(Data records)
□ □ □ □

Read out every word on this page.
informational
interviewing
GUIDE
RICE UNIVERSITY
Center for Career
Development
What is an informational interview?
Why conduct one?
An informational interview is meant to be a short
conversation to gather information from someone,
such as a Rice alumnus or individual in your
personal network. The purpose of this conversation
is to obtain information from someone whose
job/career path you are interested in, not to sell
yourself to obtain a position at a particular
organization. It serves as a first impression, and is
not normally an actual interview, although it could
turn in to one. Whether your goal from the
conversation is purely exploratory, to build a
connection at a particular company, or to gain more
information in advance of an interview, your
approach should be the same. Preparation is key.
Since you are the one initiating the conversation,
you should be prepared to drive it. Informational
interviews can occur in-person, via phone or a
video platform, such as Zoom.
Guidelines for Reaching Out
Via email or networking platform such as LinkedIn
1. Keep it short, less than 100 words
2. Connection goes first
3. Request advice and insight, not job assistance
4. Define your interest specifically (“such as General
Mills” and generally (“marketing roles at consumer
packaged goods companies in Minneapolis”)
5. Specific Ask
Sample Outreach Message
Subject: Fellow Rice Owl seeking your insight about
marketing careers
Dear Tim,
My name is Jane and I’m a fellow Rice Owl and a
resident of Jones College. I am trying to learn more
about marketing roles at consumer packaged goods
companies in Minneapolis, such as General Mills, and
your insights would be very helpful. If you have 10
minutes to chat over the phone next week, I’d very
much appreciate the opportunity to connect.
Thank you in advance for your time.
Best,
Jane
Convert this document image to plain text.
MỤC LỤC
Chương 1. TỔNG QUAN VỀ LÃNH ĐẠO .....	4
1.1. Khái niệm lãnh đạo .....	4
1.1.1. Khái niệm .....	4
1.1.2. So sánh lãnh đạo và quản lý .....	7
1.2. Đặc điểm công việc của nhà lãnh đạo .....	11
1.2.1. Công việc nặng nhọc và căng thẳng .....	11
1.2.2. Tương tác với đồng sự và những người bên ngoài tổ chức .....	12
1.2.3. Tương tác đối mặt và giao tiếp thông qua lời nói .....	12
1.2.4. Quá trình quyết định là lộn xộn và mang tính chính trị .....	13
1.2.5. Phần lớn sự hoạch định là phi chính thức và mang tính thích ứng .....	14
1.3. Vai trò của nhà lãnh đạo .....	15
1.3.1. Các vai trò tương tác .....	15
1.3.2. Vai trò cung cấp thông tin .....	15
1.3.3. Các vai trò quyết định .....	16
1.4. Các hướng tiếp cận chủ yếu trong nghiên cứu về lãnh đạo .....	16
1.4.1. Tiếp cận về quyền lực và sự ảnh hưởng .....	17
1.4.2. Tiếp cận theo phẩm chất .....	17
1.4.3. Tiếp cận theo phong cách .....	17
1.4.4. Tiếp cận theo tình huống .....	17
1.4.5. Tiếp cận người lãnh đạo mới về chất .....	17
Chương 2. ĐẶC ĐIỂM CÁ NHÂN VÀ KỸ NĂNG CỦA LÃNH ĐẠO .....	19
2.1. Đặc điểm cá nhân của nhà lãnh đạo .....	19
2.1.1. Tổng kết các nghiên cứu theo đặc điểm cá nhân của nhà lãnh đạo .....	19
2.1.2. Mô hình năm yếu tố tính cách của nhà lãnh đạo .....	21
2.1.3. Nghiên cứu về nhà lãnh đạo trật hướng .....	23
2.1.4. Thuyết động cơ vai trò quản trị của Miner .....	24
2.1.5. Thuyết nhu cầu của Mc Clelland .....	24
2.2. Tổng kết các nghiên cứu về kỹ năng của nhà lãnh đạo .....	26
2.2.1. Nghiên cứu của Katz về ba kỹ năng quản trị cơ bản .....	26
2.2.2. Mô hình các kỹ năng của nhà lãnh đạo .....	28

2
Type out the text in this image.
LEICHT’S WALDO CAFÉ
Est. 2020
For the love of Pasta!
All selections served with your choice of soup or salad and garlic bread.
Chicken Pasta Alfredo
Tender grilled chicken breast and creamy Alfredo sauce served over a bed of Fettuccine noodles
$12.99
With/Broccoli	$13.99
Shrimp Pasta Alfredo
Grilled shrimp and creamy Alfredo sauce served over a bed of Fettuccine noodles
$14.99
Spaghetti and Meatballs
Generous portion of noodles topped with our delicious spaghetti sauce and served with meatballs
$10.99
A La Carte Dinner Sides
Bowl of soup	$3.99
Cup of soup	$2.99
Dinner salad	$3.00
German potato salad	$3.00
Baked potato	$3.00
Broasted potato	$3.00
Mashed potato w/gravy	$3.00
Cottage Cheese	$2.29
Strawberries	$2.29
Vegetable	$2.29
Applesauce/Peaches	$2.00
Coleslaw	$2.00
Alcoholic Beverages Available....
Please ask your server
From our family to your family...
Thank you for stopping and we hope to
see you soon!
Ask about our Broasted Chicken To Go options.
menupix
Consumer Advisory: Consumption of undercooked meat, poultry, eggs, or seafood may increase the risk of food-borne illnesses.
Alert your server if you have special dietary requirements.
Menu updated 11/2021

□ □ □ □

Track down all lines above with the string "packaged" and copy them.

packaged goods companies in Minneapolis”)
about marketing roles at consumer packaged goods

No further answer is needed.